Exercise requirements >> Copy out each line of the listing that has the word "strzałka" in it.

Excerpted records >>

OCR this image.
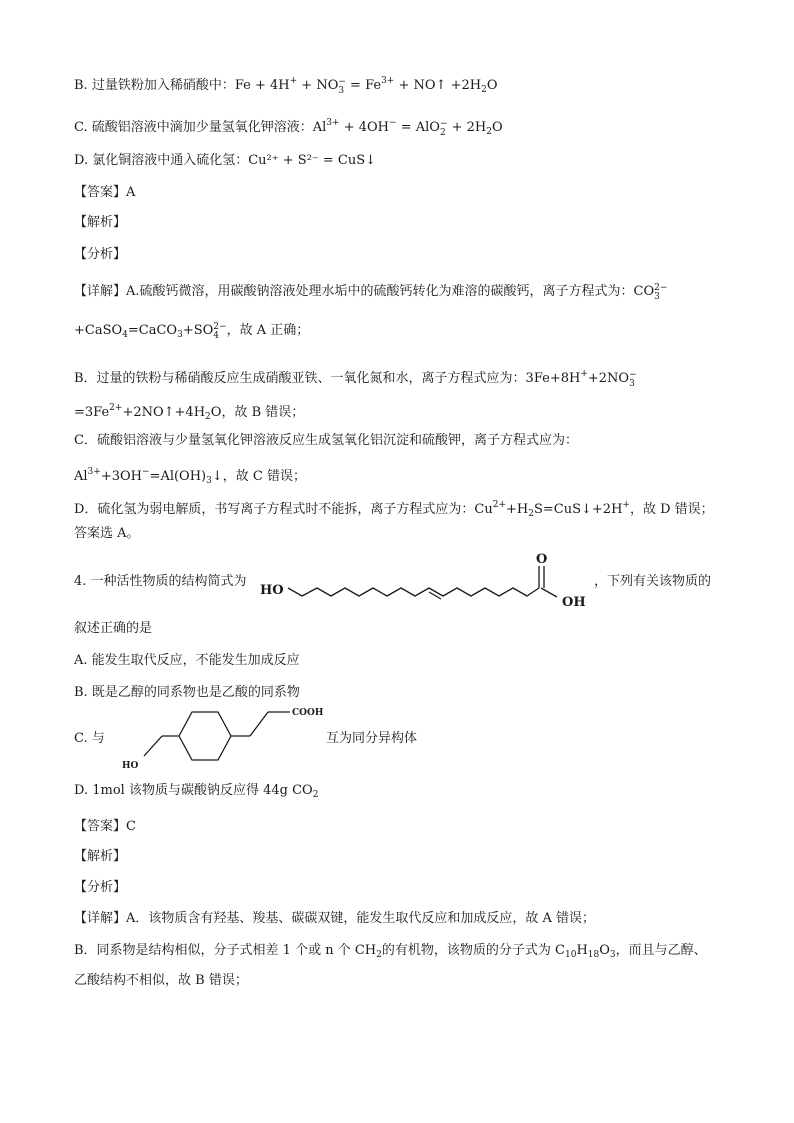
B. 过量铁粉加入稀硝酸中：Fe + 4H+ + NO −
$3 = Fe^{3+}$ + NO↑ $+2H_2O$
C. 硫酸铝溶液中滴加少量氢氧化钾溶液：$Al^{3+} + 4OH^-$ = AlO −
$2 + 2H_2O$
D. 氯化铜溶液中通入硫化氢：Cu²⁺ + S²⁻ = CuS↓
【答案】A
【解析】
【分析】
【详解】A.硫酸钙微溶，用碳酸钠溶液处理水垢中的硫酸钙转化为难溶的碳酸钙，离子方程式为：CO 2−
3
+CaSO$_4$=CaCO$_3$+SO 2−
4 ，故 A 正确；
B．过量的铁粉与稀硝酸反应生成硝酸亚铁、一氧化氮和水，离子方程式应为：3Fe+8H++2NO −
3
$=3Fe^{2+}+2NO↑+4H_2O$，故 B 错误；
C．硫酸铝溶液与少量氢氧化钾溶液反应生成氢氧化铝沉淀和硫酸钾，离子方程式应为：
$Al^{3+}+3OH^-=Al(OH)_3↓$，故 C 错误；
D．硫化氢为弱电解质，书写离子方程式时不能拆，离子方程式应为：$Cu^{2+}+H_2S=CuS↓+2H^+$，故 D 错误；
答案选 A。
4. 一种活性物质的结构简式为
HO
O
OH
，下列有关该物质的
叙述正确的是
A. 能发生取代反应，不能发生加成反应
B. 既是乙醇的同系物也是乙酸的同系物
C. 与
COOH
HO
互为同分异构体
D. 1mol 该物质与碳酸钠反应得 44g $CO_2$
【答案】C
【解析】
【分析】
【详解】A．该物质含有羟基、羧基、碳碳双键，能发生取代反应和加成反应，故 A 错误；
B．同系物是结构相似，分子式相差 1 个或 n 个 $CH_2$的有机物，该物质的分子式为 $C_{10}H_{18}O_3$，而且与乙醇、
乙酸结构不相似，故 B 错误；
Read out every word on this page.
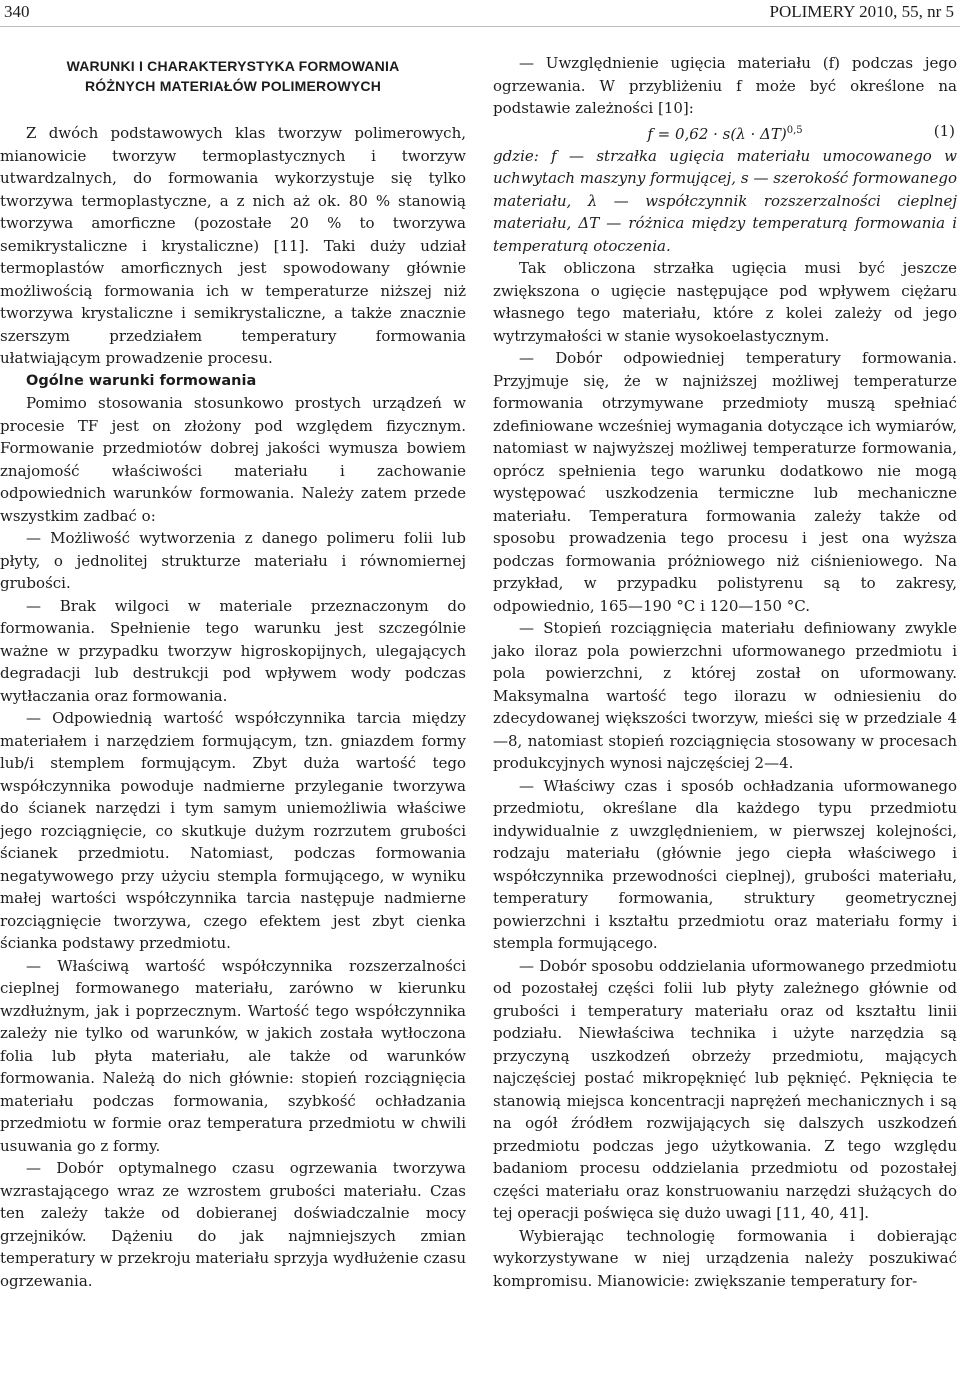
340	POLIMERY 2010, 55, nr 5
WARUNKI I CHARAKTERYSTYKA FORMOWANIA
RÓŻNYCH MATERIAŁÓW POLIMEROWYCH

Z dwóch podstawowych klas tworzyw polimerowych, mianowicie tworzyw termoplastycznych i tworzyw utwardzalnych, do formowania wykorzystuje się tylko tworzywa termoplastyczne, a z nich aż ok. 80 % stanowią tworzywa amorficzne (pozostałe 20 % to tworzywa semikrystaliczne i krystaliczne) [11]. Taki duży udział termoplastów amorficznych jest spowodowany głównie możliwością formowania ich w temperaturze niższej niż tworzywa krystaliczne i semikrystaliczne, a także znacznie szerszym przedziałem temperatury formowania ułatwiającym prowadzenie procesu.

Ogólne warunki formowania

Pomimo stosowania stosunkowo prostych urządzeń w procesie TF jest on złożony pod względem fizycznym. Formowanie przedmiotów dobrej jakości wymusza bowiem znajomość właściwości materiału i zachowanie odpowiednich warunków formowania. Należy zatem przede wszystkim zadbać o:

— Możliwość wytworzenia z danego polimeru folii lub płyty, o jednolitej strukturze materiału i równomiernej grubości.

— Brak wilgoci w materiale przeznaczonym do formowania. Spełnienie tego warunku jest szczególnie ważne w przypadku tworzyw higroskopijnych, ulegających degradacji lub destrukcji pod wpływem wody podczas wytłaczania oraz formowania.

— Odpowiednią wartość współczynnika tarcia między materiałem i narzędziem formującym, tzn. gniazdem formy lub/i stemplem formującym. Zbyt duża wartość tego współczynnika powoduje nadmierne przyleganie tworzywa do ścianek narzędzi i tym samym uniemożliwia właściwe jego rozciągnięcie, co skutkuje dużym rozrzutem grubości ścianek przedmiotu. Natomiast, podczas formowania negatywowego przy użyciu stempla formującego, w wyniku małej wartości współczynnika tarcia następuje nadmierne rozciągnięcie tworzywa, czego efektem jest zbyt cienka ścianka podstawy przedmiotu.

— Właściwą wartość współczynnika rozszerzalności cieplnej formowanego materiału, zarówno w kierunku wzdłużnym, jak i poprzecznym. Wartość tego współczynnika zależy nie tylko od warunków, w jakich została wytłoczona folia lub płyta materiału, ale także od warunków formowania. Należą do nich głównie: stopień rozciągnięcia materiału podczas formowania, szybkość ochładzania przedmiotu w formie oraz temperatura przedmiotu w chwili usuwania go z formy.

— Dobór optymalnego czasu ogrzewania tworzywa wzrastającego wraz ze wzrostem grubości materiału. Czas ten zależy także od dobieranej doświadczalnie mocy grzejników. Dążeniu do jak najmniejszych zmian temperatury w przekroju materiału sprzyja wydłużenie czasu ogrzewania.

— Uwzględnienie ugięcia materiału (f) podczas jego ogrzewania. W przybliżeniu f może być określone na podstawie zależności [10]:

$f = 0,62 \cdot s(\lambda \cdot \Delta T)^{0,5}$	(1)

gdzie: f — strzałka ugięcia materiału umocowanego w uchwytach maszyny formującej, s — szerokość formowanego materiału, λ — współczynnik rozszerzalności cieplnej materiału, ΔT — różnica między temperaturą formowania i temperaturą otoczenia.

Tak obliczona strzałka ugięcia musi być jeszcze zwiększona o ugięcie następujące pod wpływem ciężaru własnego tego materiału, które z kolei zależy od jego wytrzymałości w stanie wysokoelastycznym.

— Dobór odpowiedniej temperatury formowania. Przyjmuje się, że w najniższej możliwej temperaturze formowania otrzymywane przedmioty muszą spełniać zdefiniowane wcześniej wymagania dotyczące ich wymiarów, natomiast w najwyższej możliwej temperaturze formowania, oprócz spełnienia tego warunku dodatkowo nie mogą występować uszkodzenia termiczne lub mechaniczne materiału. Temperatura formowania zależy także od sposobu prowadzenia tego procesu i jest ona wyższa podczas formowania próżniowego niż ciśnieniowego. Na przykład, w przypadku polistyrenu są to zakresy, odpowiednio, 165—190 °C i 120—150 °C.

— Stopień rozciągnięcia materiału definiowany zwykle jako iloraz pola powierzchni uformowanego przedmiotu i pola powierzchni, z której został on uformowany. Maksymalna wartość tego ilorazu w odniesieniu do zdecydowanej większości tworzyw, mieści się w przedziale 4—8, natomiast stopień rozciągnięcia stosowany w procesach produkcyjnych wynosi najczęściej 2—4.

— Właściwy czas i sposób ochładzania uformowanego przedmiotu, określane dla każdego typu przedmiotu indywidualnie z uwzględnieniem, w pierwszej kolejności, rodzaju materiału (głównie jego ciepła właściwego i współczynnika przewodności cieplnej), grubości materiału, temperatury formowania, struktury geometrycznej powierzchni i kształtu przedmiotu oraz materiału formy i stempla formującego.

— Dobór sposobu oddzielania uformowanego przedmiotu od pozostałej części folii lub płyty zależnego głównie od grubości i temperatury materiału oraz od kształtu linii podziału. Niewłaściwa technika i użyte narzędzia są przyczyną uszkodzeń obrzeży przedmiotu, mających najczęściej postać mikropęknięć lub pęknięć. Pęknięcia te stanowią miejsca koncentracji naprężeń mechanicznych i są na ogół źródłem rozwijających się dalszych uszkodzeń przedmiotu podczas jego użytkowania. Z tego względu badaniom procesu oddzielania przedmiotu od pozostałej części materiału oraz konstruowaniu narzędzi służących do tej operacji poświęca się dużo uwagi [11, 40, 41].

Wybierając technologię formowania i dobierając wykorzystywane w niej urządzenia należy poszukiwać kompromisu. Mianowicie: zwiększanie temperatury for-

Exercise output >>
gdzie: f — strzałka ugięcia materiału umocowanego w uchwytach maszyny formującej, s — szerokość formowanego materiału, λ — współczynnik rozszerzalności cieplnej materiału, ΔT — różnica między temperaturą formowania i temperaturą otoczenia.
Tak obliczona strzałka ugięcia musi być jeszcze zwiększona o ugięcie następujące pod wpływem ciężaru własnego tego materiału, które z kolei zależy od jego wytrzymałości w stanie wysokoelastycznym.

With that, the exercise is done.